RECORDS TO USE:

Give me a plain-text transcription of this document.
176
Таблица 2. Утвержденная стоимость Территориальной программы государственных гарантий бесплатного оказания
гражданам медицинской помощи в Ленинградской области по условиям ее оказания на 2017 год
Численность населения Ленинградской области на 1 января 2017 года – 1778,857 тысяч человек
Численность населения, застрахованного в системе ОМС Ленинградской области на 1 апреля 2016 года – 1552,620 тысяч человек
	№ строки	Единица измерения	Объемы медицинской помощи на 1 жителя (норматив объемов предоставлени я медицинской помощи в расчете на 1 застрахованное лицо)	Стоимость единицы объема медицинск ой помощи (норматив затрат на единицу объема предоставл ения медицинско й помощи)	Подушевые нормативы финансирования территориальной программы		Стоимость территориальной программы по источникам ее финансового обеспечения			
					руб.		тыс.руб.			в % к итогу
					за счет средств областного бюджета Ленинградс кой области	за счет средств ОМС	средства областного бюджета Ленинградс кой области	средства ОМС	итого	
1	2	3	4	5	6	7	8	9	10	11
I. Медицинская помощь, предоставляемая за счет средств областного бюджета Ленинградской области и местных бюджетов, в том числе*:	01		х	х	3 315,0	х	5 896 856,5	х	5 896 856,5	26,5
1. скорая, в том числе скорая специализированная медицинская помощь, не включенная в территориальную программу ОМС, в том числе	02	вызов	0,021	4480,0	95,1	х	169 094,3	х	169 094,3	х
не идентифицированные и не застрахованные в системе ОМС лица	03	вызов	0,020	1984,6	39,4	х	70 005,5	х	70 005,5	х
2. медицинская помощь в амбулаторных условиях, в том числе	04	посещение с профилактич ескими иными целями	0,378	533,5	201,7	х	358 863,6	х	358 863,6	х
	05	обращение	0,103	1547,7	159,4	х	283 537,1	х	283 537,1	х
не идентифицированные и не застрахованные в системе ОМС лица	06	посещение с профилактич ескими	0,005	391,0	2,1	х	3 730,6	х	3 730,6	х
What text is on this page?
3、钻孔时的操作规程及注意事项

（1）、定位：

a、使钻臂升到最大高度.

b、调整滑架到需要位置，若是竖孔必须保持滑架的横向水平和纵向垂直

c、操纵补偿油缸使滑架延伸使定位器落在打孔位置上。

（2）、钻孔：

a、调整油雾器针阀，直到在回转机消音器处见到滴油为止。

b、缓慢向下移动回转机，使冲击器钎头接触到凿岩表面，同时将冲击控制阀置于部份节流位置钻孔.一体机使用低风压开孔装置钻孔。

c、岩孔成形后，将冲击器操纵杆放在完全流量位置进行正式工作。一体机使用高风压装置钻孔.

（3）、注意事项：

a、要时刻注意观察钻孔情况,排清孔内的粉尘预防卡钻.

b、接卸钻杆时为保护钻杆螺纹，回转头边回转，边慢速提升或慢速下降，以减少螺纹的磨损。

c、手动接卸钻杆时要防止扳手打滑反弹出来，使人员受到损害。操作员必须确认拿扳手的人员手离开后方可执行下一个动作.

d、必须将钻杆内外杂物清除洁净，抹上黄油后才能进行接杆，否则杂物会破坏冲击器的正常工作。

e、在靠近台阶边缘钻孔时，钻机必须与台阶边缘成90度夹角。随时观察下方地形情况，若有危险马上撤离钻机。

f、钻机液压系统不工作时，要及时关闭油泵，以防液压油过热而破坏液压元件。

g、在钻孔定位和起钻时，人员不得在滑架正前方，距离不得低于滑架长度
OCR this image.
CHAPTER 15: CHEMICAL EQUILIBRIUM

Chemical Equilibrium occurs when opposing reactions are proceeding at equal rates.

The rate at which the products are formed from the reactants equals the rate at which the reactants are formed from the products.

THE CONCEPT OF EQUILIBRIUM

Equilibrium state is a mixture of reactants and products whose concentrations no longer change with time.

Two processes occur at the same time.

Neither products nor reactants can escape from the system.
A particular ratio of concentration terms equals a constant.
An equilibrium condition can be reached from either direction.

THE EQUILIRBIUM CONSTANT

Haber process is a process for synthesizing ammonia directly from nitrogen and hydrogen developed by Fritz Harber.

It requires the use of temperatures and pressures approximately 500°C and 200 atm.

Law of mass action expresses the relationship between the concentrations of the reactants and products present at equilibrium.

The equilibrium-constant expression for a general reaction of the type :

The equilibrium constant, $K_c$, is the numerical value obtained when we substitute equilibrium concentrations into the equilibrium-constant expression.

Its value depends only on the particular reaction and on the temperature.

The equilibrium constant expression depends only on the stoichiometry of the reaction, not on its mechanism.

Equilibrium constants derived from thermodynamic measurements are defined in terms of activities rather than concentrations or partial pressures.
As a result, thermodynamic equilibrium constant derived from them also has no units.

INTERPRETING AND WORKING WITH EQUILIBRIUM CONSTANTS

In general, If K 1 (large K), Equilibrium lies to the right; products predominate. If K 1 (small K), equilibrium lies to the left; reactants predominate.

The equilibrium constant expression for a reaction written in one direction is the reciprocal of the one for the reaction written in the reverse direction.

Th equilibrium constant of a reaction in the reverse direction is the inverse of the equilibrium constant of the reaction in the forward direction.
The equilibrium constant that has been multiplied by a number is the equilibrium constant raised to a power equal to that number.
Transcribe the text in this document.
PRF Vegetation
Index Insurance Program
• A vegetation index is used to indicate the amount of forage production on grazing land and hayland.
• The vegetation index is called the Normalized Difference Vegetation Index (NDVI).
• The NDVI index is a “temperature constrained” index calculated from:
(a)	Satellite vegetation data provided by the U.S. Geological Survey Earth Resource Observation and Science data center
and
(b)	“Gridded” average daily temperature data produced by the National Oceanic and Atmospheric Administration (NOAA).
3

DO THIS: Starting with the line that contains "Transcribe the text in this document.", output every line through the end of the listing above, unchanged.

FULL RESPONSE:
Transcribe the text in this document.
PRF Vegetation
Index Insurance Program
• A vegetation index is used to indicate the amount of forage production on grazing land and hayland.
• The vegetation index is called the Normalized Difference Vegetation Index (NDVI).
• The NDVI index is a “temperature constrained” index calculated from:
(a)	Satellite vegetation data provided by the U.S. Geological Survey Earth Resource Observation and Science data center
and
(b)	“Gridded” average daily temperature data produced by the National Oceanic and Atmospheric Administration (NOAA).
3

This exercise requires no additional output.